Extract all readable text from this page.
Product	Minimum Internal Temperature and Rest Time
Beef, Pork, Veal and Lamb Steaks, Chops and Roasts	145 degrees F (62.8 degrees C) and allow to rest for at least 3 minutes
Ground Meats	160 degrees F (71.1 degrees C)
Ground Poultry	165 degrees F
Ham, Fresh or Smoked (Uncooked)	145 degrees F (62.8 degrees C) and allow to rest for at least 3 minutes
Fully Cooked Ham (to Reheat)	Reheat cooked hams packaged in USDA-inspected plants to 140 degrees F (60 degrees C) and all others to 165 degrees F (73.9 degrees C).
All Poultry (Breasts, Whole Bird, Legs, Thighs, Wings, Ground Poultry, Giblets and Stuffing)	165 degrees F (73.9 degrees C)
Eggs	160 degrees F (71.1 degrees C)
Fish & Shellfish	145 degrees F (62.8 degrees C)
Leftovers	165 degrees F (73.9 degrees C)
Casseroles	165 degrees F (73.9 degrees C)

-----

JOB
Provide only the number of lines in the records containing the string "allow".

SOLUTION TO THIS PROBLEM
2